Try it: Having read the data, transcribe all of it without deviation.

== Material provided

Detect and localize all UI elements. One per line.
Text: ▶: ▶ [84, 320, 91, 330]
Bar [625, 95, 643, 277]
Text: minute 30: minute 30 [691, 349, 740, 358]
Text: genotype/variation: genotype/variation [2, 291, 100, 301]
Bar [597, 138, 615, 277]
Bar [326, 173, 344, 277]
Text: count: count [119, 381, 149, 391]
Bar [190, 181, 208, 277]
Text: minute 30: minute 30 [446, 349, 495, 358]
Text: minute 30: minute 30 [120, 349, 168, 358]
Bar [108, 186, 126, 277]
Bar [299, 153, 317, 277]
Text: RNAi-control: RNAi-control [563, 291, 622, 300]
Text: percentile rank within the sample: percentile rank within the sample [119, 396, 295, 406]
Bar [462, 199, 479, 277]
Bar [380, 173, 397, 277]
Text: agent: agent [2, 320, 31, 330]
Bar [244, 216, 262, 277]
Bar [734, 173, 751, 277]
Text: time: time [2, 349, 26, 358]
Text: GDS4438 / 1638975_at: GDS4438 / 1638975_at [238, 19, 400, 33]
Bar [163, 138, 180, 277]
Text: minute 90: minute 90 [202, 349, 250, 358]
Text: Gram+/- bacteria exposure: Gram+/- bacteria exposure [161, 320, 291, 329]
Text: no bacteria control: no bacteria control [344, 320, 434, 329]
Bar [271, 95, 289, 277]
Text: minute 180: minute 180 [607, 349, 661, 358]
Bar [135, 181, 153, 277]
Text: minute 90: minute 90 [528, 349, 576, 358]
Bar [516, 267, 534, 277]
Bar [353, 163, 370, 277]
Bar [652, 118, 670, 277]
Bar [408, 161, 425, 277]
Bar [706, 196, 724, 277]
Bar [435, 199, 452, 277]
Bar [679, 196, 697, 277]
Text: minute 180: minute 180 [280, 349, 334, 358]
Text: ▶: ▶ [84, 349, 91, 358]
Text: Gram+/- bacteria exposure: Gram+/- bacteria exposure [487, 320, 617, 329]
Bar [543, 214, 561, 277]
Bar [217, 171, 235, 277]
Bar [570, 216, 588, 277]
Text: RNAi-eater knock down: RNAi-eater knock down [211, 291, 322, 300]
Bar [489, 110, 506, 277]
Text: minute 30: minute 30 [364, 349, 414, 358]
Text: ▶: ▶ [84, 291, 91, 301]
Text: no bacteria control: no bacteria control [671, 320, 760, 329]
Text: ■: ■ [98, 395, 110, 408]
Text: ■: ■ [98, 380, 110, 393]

====

Final answer:
Detect and localize all UI elements. One per line.
Text: ▶: ▶ [84, 320, 91, 330]
Bar [625, 95, 643, 277]
Text: minute 30: minute 30 [691, 349, 740, 358]
Text: genotype/variation: genotype/variation [2, 291, 100, 301]
Bar [597, 138, 615, 277]
Bar [326, 173, 344, 277]
Text: count: count [119, 381, 149, 391]
Bar [190, 181, 208, 277]
Text: minute 30: minute 30 [446, 349, 495, 358]
Text: minute 30: minute 30 [120, 349, 168, 358]
Bar [108, 186, 126, 277]
Bar [299, 153, 317, 277]
Text: RNAi-control: RNAi-control [563, 291, 622, 300]
Text: percentile rank within the sample: percentile rank within the sample [119, 396, 295, 406]
Bar [462, 199, 479, 277]
Bar [380, 173, 397, 277]
Text: agent: agent [2, 320, 31, 330]
Bar [244, 216, 262, 277]
Bar [734, 173, 751, 277]
Text: time: time [2, 349, 26, 358]
Text: GDS4438 / 1638975_at: GDS4438 / 1638975_at [238, 19, 400, 33]
Bar [163, 138, 180, 277]
Text: minute 90: minute 90 [202, 349, 250, 358]
Text: Gram+/- bacteria exposure: Gram+/- bacteria exposure [161, 320, 291, 329]
Text: no bacteria control: no bacteria control [344, 320, 434, 329]
Bar [271, 95, 289, 277]
Text: minute 180: minute 180 [607, 349, 661, 358]
Bar [135, 181, 153, 277]
Text: minute 90: minute 90 [528, 349, 576, 358]
Bar [516, 267, 534, 277]
Bar [353, 163, 370, 277]
Bar [652, 118, 670, 277]
Bar [408, 161, 425, 277]
Bar [706, 196, 724, 277]
Bar [435, 199, 452, 277]
Bar [679, 196, 697, 277]
Text: minute 180: minute 180 [280, 349, 334, 358]
Text: ▶: ▶ [84, 349, 91, 358]
Text: Gram+/- bacteria exposure: Gram+/- bacteria exposure [487, 320, 617, 329]
Bar [543, 214, 561, 277]
Bar [217, 171, 235, 277]
Bar [570, 216, 588, 277]
Text: RNAi-eater knock down: RNAi-eater knock down [211, 291, 322, 300]
Bar [489, 110, 506, 277]
Text: minute 30: minute 30 [364, 349, 414, 358]
Text: ▶: ▶ [84, 291, 91, 301]
Text: no bacteria control: no bacteria control [671, 320, 760, 329]
Text: ■: ■ [98, 395, 110, 408]
Text: ■: ■ [98, 380, 110, 393]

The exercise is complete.